Goal:
Write the material out again in full, word for word. Do not include the pictures.
[start Dataset records]
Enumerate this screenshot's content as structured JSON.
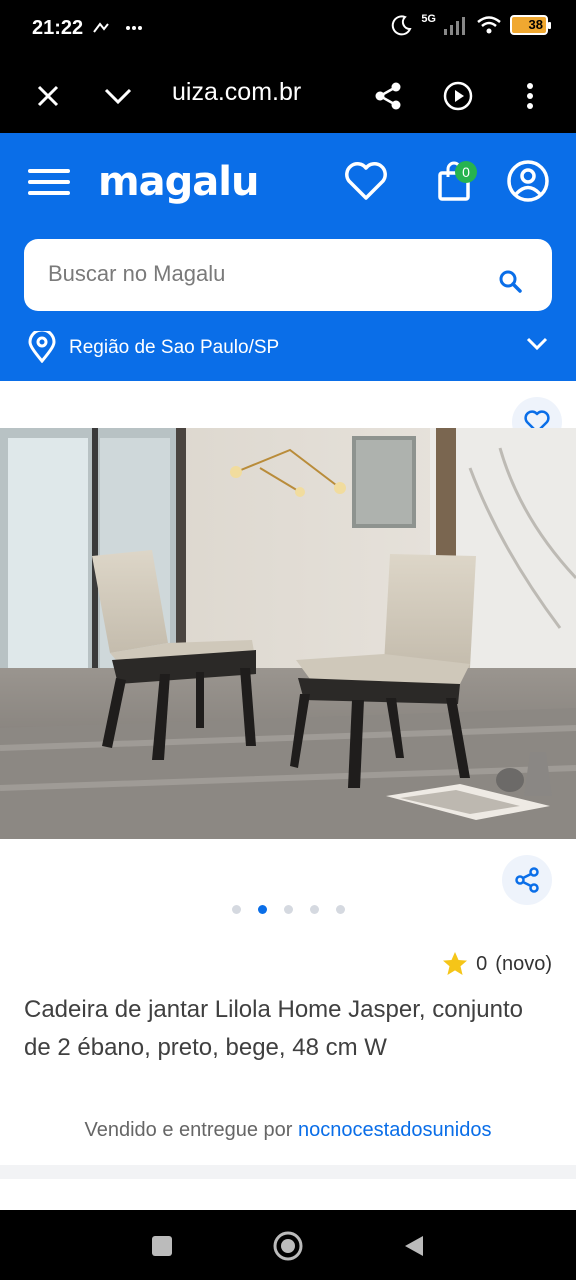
{
  "status": {
    "time": "21:22",
    "left_icons": "⸻",
    "network": "5G",
    "battery": "38"
  },
  "browser": {
    "url": "uiza.com.br"
  },
  "header": {
    "logo": "magalu",
    "cart_count": "0"
  },
  "search": {
    "placeholder": "Buscar no Magalu"
  },
  "region": {
    "label": "Região de Sao Paulo/SP"
  },
  "product": {
    "rating_value": "0",
    "rating_note": "(novo)",
    "title": "Cadeira de jantar Lilola Home Jasper, conjunto de 2 ébano, preto, bege, 48 cm W",
    "seller_prefix": "Vendido e entregue por",
    "seller_name": "nocnocestadosunidos",
    "carousel_count": 5,
    "carousel_active": 2
  },
  "colors": {
    "brand_blue": "#0a6ee8",
    "cart_badge": "#27b34f",
    "star": "#f5c518"
  },
  "icons": [
    "close-icon",
    "chevron-down-icon",
    "share-icon",
    "play-icon",
    "more-icon",
    "menu-icon",
    "heart-icon",
    "bag-icon",
    "user-icon",
    "search-icon",
    "location-pin-icon",
    "star-icon"
  ]
}
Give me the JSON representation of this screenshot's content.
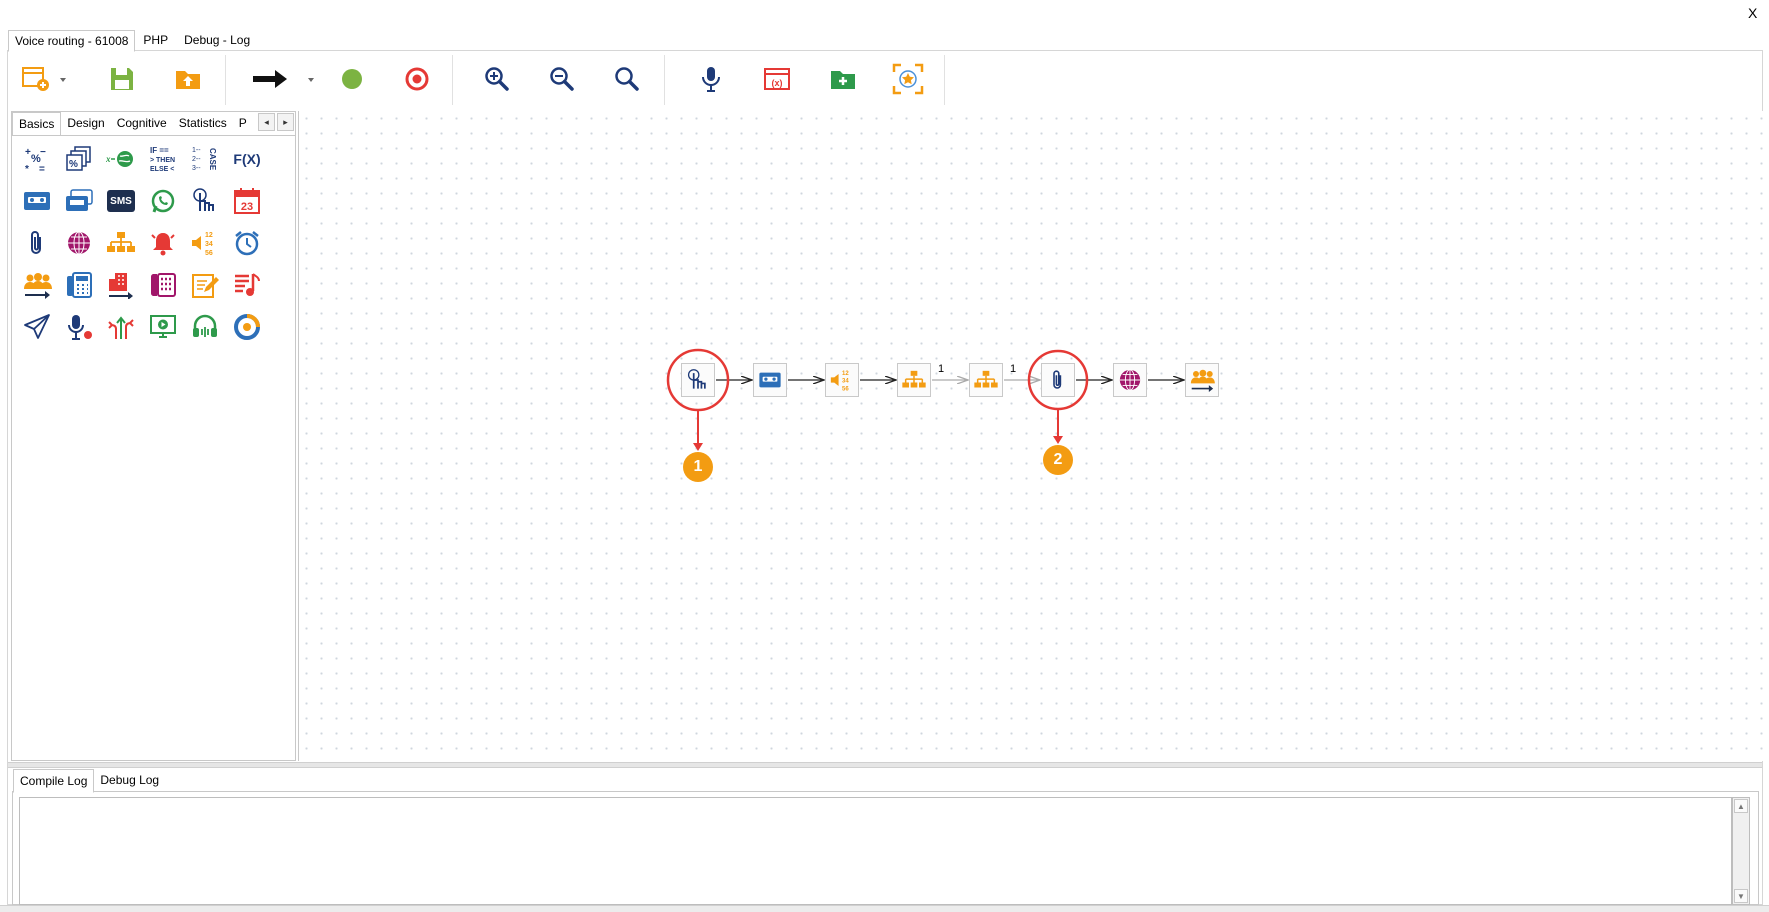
[end Dataset records]
Response to this exercise:
Enumerate this screenshot's content as structured JSON.
{
  "status": {
    "time": "21:22",
    "left_icons": "⸻",
    "network": "5G",
    "battery": "38"
  },
  "browser": {
    "url": "uiza.com.br"
  },
  "header": {
    "logo": "magalu",
    "cart_count": "0"
  },
  "search": {
    "placeholder": "Buscar no Magalu"
  },
  "region": {
    "label": "Região de Sao Paulo/SP"
  },
  "product": {
    "rating_value": "0",
    "rating_note": "(novo)",
    "title": "Cadeira de jantar Lilola Home Jasper, conjunto de 2 ébano, preto, bege, 48 cm W",
    "seller_prefix": "Vendido e entregue por",
    "seller_name": "nocnocestadosunidos",
    "carousel_count": 5,
    "carousel_active": 2
  },
  "colors": {
    "brand_blue": "#0a6ee8",
    "cart_badge": "#27b34f",
    "star": "#f5c518"
  },
  "icons": [
    "close-icon",
    "chevron-down-icon",
    "share-icon",
    "play-icon",
    "more-icon",
    "menu-icon",
    "heart-icon",
    "bag-icon",
    "user-icon",
    "search-icon",
    "location-pin-icon",
    "star-icon"
  ]
}
Give me the JSON representation of this screenshot's content.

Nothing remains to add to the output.